begin DATA FOR THIS EXERCISE

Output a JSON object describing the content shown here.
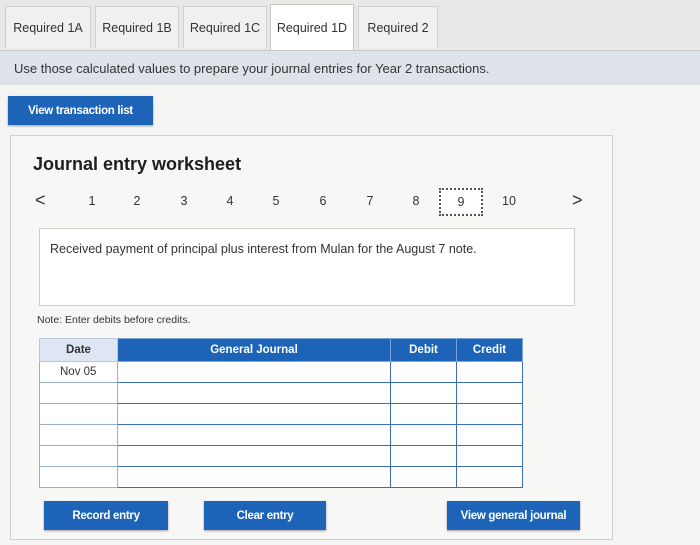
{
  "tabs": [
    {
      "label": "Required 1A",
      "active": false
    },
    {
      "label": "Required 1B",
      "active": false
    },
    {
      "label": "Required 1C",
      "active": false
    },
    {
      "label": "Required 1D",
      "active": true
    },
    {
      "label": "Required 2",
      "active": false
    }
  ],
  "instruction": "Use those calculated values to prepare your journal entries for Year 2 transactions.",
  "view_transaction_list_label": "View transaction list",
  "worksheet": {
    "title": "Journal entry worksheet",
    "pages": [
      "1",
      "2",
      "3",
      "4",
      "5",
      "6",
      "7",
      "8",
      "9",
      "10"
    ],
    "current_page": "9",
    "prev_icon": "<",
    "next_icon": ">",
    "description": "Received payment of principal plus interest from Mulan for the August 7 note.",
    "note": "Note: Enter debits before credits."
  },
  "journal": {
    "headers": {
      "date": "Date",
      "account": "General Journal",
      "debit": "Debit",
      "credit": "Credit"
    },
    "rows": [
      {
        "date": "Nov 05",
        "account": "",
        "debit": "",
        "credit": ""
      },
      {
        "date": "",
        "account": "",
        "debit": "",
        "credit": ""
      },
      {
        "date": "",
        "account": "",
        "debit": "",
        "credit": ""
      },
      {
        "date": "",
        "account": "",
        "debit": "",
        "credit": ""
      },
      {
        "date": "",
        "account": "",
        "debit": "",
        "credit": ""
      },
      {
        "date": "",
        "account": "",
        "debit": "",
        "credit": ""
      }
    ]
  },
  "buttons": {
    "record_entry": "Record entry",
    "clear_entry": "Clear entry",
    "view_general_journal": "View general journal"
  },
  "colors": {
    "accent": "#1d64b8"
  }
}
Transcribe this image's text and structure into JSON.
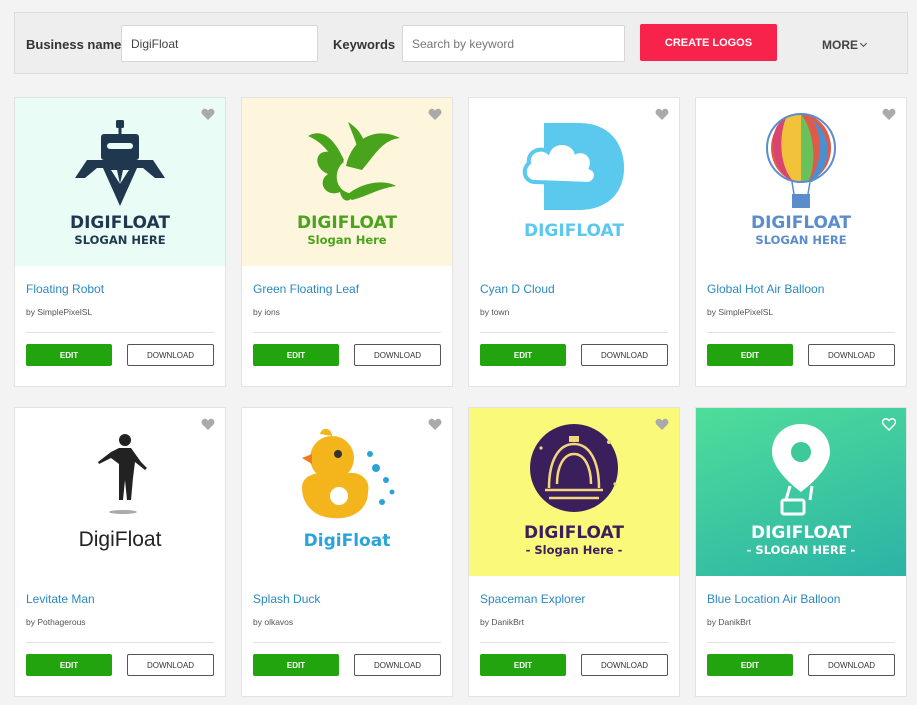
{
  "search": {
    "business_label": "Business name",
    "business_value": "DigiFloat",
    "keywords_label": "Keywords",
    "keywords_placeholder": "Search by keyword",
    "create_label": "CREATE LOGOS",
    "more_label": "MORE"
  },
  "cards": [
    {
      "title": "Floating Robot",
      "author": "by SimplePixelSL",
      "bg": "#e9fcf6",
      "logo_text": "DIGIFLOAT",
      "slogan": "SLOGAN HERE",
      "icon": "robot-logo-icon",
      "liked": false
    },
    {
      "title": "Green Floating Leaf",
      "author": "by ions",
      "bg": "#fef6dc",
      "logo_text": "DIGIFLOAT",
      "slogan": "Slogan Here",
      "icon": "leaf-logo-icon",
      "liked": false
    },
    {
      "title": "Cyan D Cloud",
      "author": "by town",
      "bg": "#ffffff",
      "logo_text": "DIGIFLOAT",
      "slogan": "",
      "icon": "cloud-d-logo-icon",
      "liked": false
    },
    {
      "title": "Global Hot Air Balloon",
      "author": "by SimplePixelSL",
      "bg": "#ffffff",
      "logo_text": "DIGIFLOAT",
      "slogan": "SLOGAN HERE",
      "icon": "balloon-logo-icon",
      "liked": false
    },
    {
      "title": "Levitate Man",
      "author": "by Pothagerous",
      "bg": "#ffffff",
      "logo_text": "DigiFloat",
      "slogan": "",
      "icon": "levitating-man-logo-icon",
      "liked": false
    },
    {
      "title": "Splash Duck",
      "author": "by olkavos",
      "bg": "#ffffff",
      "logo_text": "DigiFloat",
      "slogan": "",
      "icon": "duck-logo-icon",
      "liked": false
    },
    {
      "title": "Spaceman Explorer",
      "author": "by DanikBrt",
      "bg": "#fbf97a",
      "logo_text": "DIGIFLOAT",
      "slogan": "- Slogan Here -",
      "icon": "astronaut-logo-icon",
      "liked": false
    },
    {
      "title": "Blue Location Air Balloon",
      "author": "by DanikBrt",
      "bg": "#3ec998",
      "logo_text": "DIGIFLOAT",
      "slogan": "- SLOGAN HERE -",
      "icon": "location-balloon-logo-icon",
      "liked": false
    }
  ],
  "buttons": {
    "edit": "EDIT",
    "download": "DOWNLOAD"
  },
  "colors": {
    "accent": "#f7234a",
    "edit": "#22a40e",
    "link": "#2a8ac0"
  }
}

end DATA FOR THIS EXERCISE

• **GOAL OF THE EXERCISE**: Drop the images and repeat the data exactly.

• **WORKED ANSWER**:
Output a JSON object describing the content shown here.
{
  "tabs": [
    {
      "label": "Required 1A",
      "active": false
    },
    {
      "label": "Required 1B",
      "active": false
    },
    {
      "label": "Required 1C",
      "active": false
    },
    {
      "label": "Required 1D",
      "active": true
    },
    {
      "label": "Required 2",
      "active": false
    }
  ],
  "instruction": "Use those calculated values to prepare your journal entries for Year 2 transactions.",
  "view_transaction_list_label": "View transaction list",
  "worksheet": {
    "title": "Journal entry worksheet",
    "pages": [
      "1",
      "2",
      "3",
      "4",
      "5",
      "6",
      "7",
      "8",
      "9",
      "10"
    ],
    "current_page": "9",
    "prev_icon": "<",
    "next_icon": ">",
    "description": "Received payment of principal plus interest from Mulan for the August 7 note.",
    "note": "Note: Enter debits before credits."
  },
  "journal": {
    "headers": {
      "date": "Date",
      "account": "General Journal",
      "debit": "Debit",
      "credit": "Credit"
    },
    "rows": [
      {
        "date": "Nov 05",
        "account": "",
        "debit": "",
        "credit": ""
      },
      {
        "date": "",
        "account": "",
        "debit": "",
        "credit": ""
      },
      {
        "date": "",
        "account": "",
        "debit": "",
        "credit": ""
      },
      {
        "date": "",
        "account": "",
        "debit": "",
        "credit": ""
      },
      {
        "date": "",
        "account": "",
        "debit": "",
        "credit": ""
      },
      {
        "date": "",
        "account": "",
        "debit": "",
        "credit": ""
      }
    ]
  },
  "buttons": {
    "record_entry": "Record entry",
    "clear_entry": "Clear entry",
    "view_general_journal": "View general journal"
  },
  "colors": {
    "accent": "#1d64b8"
  }
}
Transcribe this image's text and structure into JSON.
{
  "search": {
    "business_label": "Business name",
    "business_value": "DigiFloat",
    "keywords_label": "Keywords",
    "keywords_placeholder": "Search by keyword",
    "create_label": "CREATE LOGOS",
    "more_label": "MORE"
  },
  "cards": [
    {
      "title": "Floating Robot",
      "author": "by SimplePixelSL",
      "bg": "#e9fcf6",
      "logo_text": "DIGIFLOAT",
      "slogan": "SLOGAN HERE",
      "icon": "robot-logo-icon",
      "liked": false
    },
    {
      "title": "Green Floating Leaf",
      "author": "by ions",
      "bg": "#fef6dc",
      "logo_text": "DIGIFLOAT",
      "slogan": "Slogan Here",
      "icon": "leaf-logo-icon",
      "liked": false
    },
    {
      "title": "Cyan D Cloud",
      "author": "by town",
      "bg": "#ffffff",
      "logo_text": "DIGIFLOAT",
      "slogan": "",
      "icon": "cloud-d-logo-icon",
      "liked": false
    },
    {
      "title": "Global Hot Air Balloon",
      "author": "by SimplePixelSL",
      "bg": "#ffffff",
      "logo_text": "DIGIFLOAT",
      "slogan": "SLOGAN HERE",
      "icon": "balloon-logo-icon",
      "liked": false
    },
    {
      "title": "Levitate Man",
      "author": "by Pothagerous",
      "bg": "#ffffff",
      "logo_text": "DigiFloat",
      "slogan": "",
      "icon": "levitating-man-logo-icon",
      "liked": false
    },
    {
      "title": "Splash Duck",
      "author": "by olkavos",
      "bg": "#ffffff",
      "logo_text": "DigiFloat",
      "slogan": "",
      "icon": "duck-logo-icon",
      "liked": false
    },
    {
      "title": "Spaceman Explorer",
      "author": "by DanikBrt",
      "bg": "#fbf97a",
      "logo_text": "DIGIFLOAT",
      "slogan": "- Slogan Here -",
      "icon": "astronaut-logo-icon",
      "liked": false
    },
    {
      "title": "Blue Location Air Balloon",
      "author": "by DanikBrt",
      "bg": "#3ec998",
      "logo_text": "DIGIFLOAT",
      "slogan": "- SLOGAN HERE -",
      "icon": "location-balloon-logo-icon",
      "liked": false
    }
  ],
  "buttons": {
    "edit": "EDIT",
    "download": "DOWNLOAD"
  },
  "colors": {
    "accent": "#f7234a",
    "edit": "#22a40e",
    "link": "#2a8ac0"
  }
}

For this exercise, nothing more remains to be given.